Data for the task:

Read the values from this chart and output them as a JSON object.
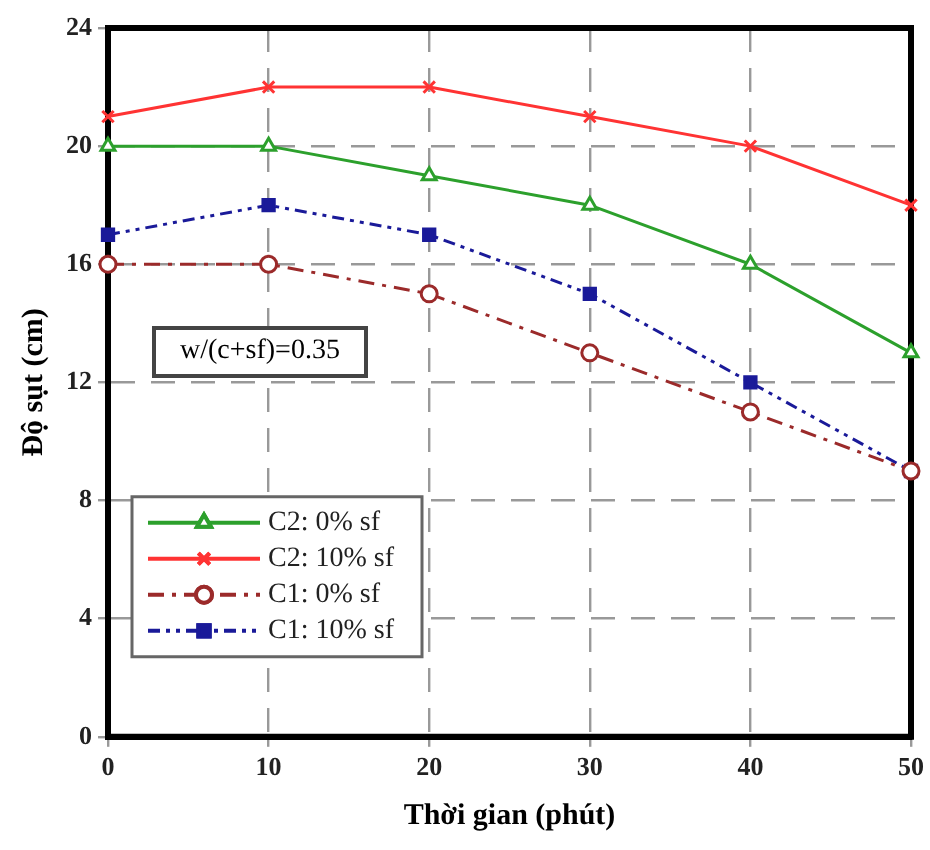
{
  "chart_data": {
    "type": "line",
    "xlabel": "Thời gian (phút)",
    "ylabel": "Độ sụt (cm)",
    "x": [
      0,
      10,
      20,
      30,
      40,
      50
    ],
    "xlim": [
      0,
      50
    ],
    "xticks": [
      0,
      10,
      20,
      30,
      40,
      50
    ],
    "ylim": [
      0,
      24
    ],
    "yticks": [
      0,
      4,
      8,
      12,
      16,
      20,
      24
    ],
    "grid": true,
    "legend": "bottom left",
    "annotations": [
      "w/(c+sf)=0.35"
    ],
    "series": [
      {
        "name": "C2: 0% sf",
        "color": "#2ca02c",
        "marker": "triangle",
        "line_style": "solid",
        "values": [
          20,
          20,
          19,
          18,
          16,
          13
        ]
      },
      {
        "name": "C2: 10% sf",
        "color": "#ff3333",
        "marker": "cross",
        "line_style": "solid",
        "values": [
          21,
          22,
          22,
          21,
          20,
          18
        ]
      },
      {
        "name": "C1: 0% sf",
        "color": "#9b2a2a",
        "marker": "circle",
        "line_style": "dashed",
        "values": [
          16,
          16,
          15,
          13,
          11,
          9
        ]
      },
      {
        "name": "C1: 10% sf",
        "color": "#1a1a99",
        "marker": "square",
        "line_style": "dotted",
        "values": [
          17,
          18,
          17,
          15,
          12,
          9
        ]
      }
    ]
  }
}
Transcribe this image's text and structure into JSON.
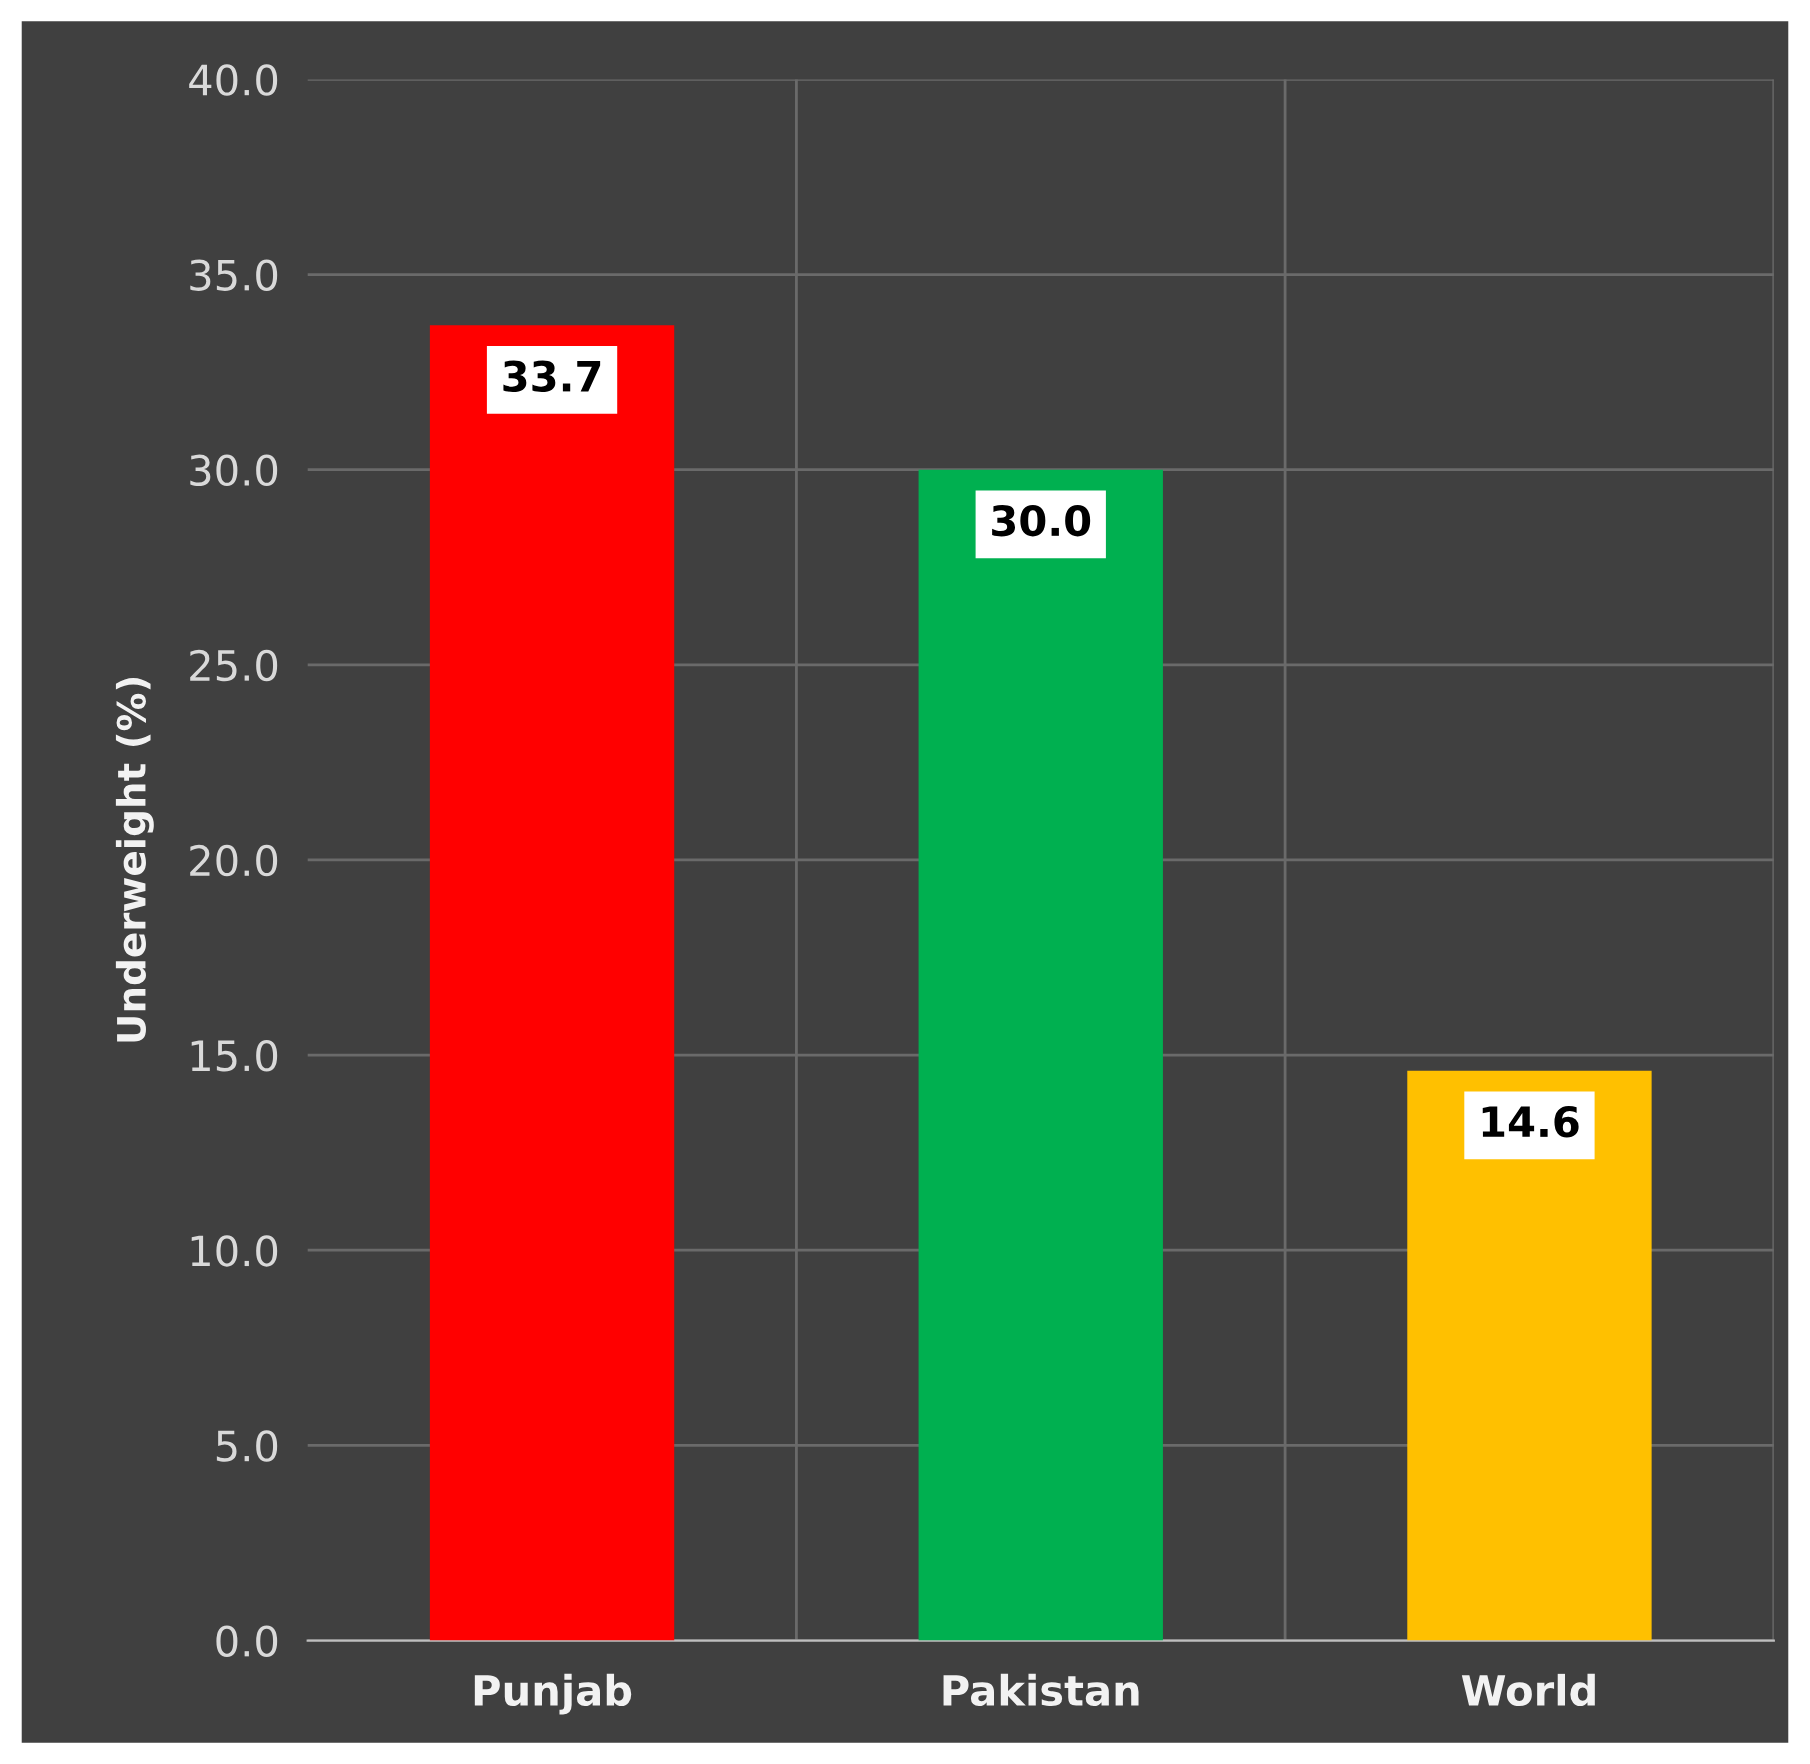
{
  "chart_data": {
    "type": "bar",
    "ylabel": "Underweight (%)",
    "categories": [
      "Punjab",
      "Pakistan",
      "World"
    ],
    "values": [
      33.7,
      30.0,
      14.6
    ],
    "colors": [
      "#ff0000",
      "#00b050",
      "#ffc000"
    ],
    "ylim": [
      0,
      40
    ],
    "yticks": [
      {
        "value": 0,
        "label": "0.0"
      },
      {
        "value": 5,
        "label": "5.0"
      },
      {
        "value": 10,
        "label": "10.0"
      },
      {
        "value": 15,
        "label": "15.0"
      },
      {
        "value": 20,
        "label": "20.0"
      },
      {
        "value": 25,
        "label": "25.0"
      },
      {
        "value": 30,
        "label": "30.0"
      },
      {
        "value": 35,
        "label": "35.0"
      },
      {
        "value": 40,
        "label": "40.0"
      }
    ],
    "grid": true,
    "value_labels": [
      "33.7",
      "30.0",
      "14.6"
    ]
  }
}
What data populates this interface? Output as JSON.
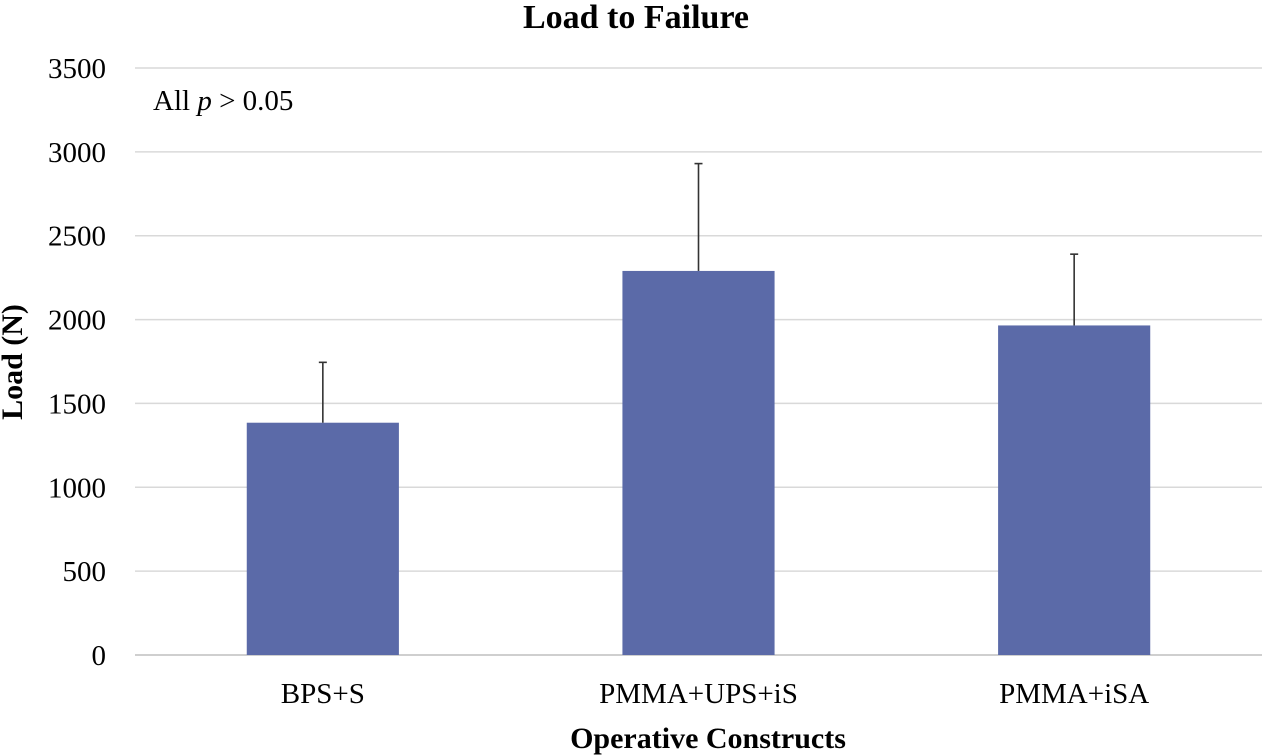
{
  "chart_data": {
    "type": "bar",
    "title": "Load to Failure",
    "xlabel": "Operative Constructs",
    "ylabel": "Load (N)",
    "categories": [
      "BPS+S",
      "PMMA+UPS+iS",
      "PMMA+iSA"
    ],
    "values": [
      1385,
      2290,
      1965
    ],
    "error_upper": [
      360,
      640,
      425
    ],
    "ylim": [
      0,
      3500
    ],
    "yticks": [
      0,
      500,
      1000,
      1500,
      2000,
      2500,
      3000,
      3500
    ],
    "grid": true,
    "bar_color": "#5b6aa8",
    "annotation": {
      "prefix": "All ",
      "symbol": "p",
      "suffix": " > 0.05"
    }
  }
}
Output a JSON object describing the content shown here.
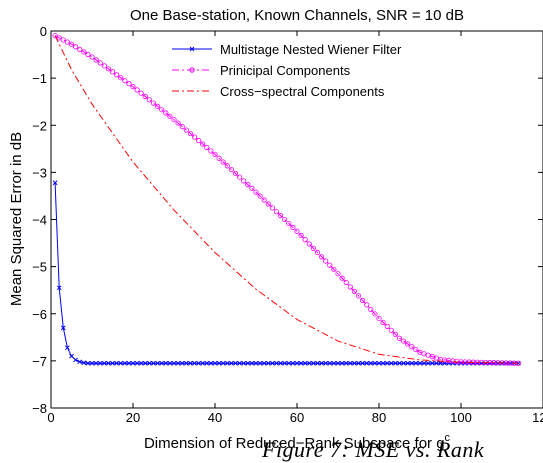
{
  "chart_data": {
    "type": "line",
    "title": "One Base-station, Known Channels, SNR = 10 dB",
    "xlabel": "Dimension of Reduced−Rank Subspace for g",
    "xlabel_superscript": "c",
    "ylabel": "Mean Squared Error in dB",
    "xlim": [
      0,
      120
    ],
    "ylim": [
      -8,
      0
    ],
    "x_ticks": [
      "0",
      "20",
      "40",
      "60",
      "80",
      "100",
      "120"
    ],
    "y_ticks": [
      "0",
      "−1",
      "−2",
      "−3",
      "−4",
      "−5",
      "−6",
      "−7",
      "−8"
    ],
    "grid": false,
    "legend_position": "top-right",
    "x_range_points": [
      1,
      114
    ],
    "series": [
      {
        "name": "Multistage Nested Wiener Filter",
        "color": "#0000ff",
        "line_style": "solid",
        "marker": "x",
        "points": [
          [
            1,
            -3.22
          ],
          [
            2,
            -5.45
          ],
          [
            3,
            -6.3
          ],
          [
            4,
            -6.72
          ],
          [
            5,
            -6.9
          ],
          [
            6,
            -6.98
          ],
          [
            7,
            -7.02
          ],
          [
            8,
            -7.04
          ],
          [
            9,
            -7.05
          ],
          [
            10,
            -7.05
          ],
          [
            114,
            -7.05
          ]
        ]
      },
      {
        "name": "Prinicipal Components",
        "color": "#ff00ff",
        "line_style": "dash-dot",
        "marker": "circle",
        "points": [
          [
            1,
            -0.1
          ],
          [
            5,
            -0.28
          ],
          [
            10,
            -0.55
          ],
          [
            20,
            -1.18
          ],
          [
            30,
            -1.88
          ],
          [
            40,
            -2.62
          ],
          [
            50,
            -3.42
          ],
          [
            60,
            -4.25
          ],
          [
            70,
            -5.15
          ],
          [
            75,
            -5.62
          ],
          [
            80,
            -6.1
          ],
          [
            85,
            -6.52
          ],
          [
            90,
            -6.82
          ],
          [
            95,
            -6.97
          ],
          [
            100,
            -7.02
          ],
          [
            114,
            -7.05
          ]
        ]
      },
      {
        "name": "Cross−spectral Components",
        "color": "#ff0000",
        "line_style": "dash-dot",
        "marker": "none",
        "points": [
          [
            1,
            -0.1
          ],
          [
            5,
            -0.82
          ],
          [
            10,
            -1.55
          ],
          [
            20,
            -2.78
          ],
          [
            30,
            -3.8
          ],
          [
            40,
            -4.7
          ],
          [
            50,
            -5.48
          ],
          [
            60,
            -6.12
          ],
          [
            70,
            -6.58
          ],
          [
            80,
            -6.86
          ],
          [
            90,
            -6.98
          ],
          [
            100,
            -7.03
          ],
          [
            114,
            -7.05
          ]
        ]
      }
    ]
  },
  "footer_cutoff_text": "Figure 7: MSE vs. Rank"
}
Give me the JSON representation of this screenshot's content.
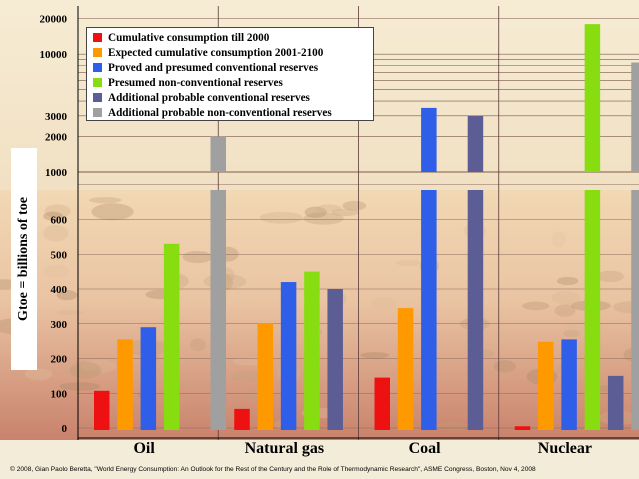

Goal:
Pick out every line above that holds the word "this" and copy it.

Full response:
Read the values from this chart and output them as a JSON object.
Transcribe this image's text and structure into JSON.
What data populates this interface? Output as JSON.
Give me the JSON representation of this screenshot's content.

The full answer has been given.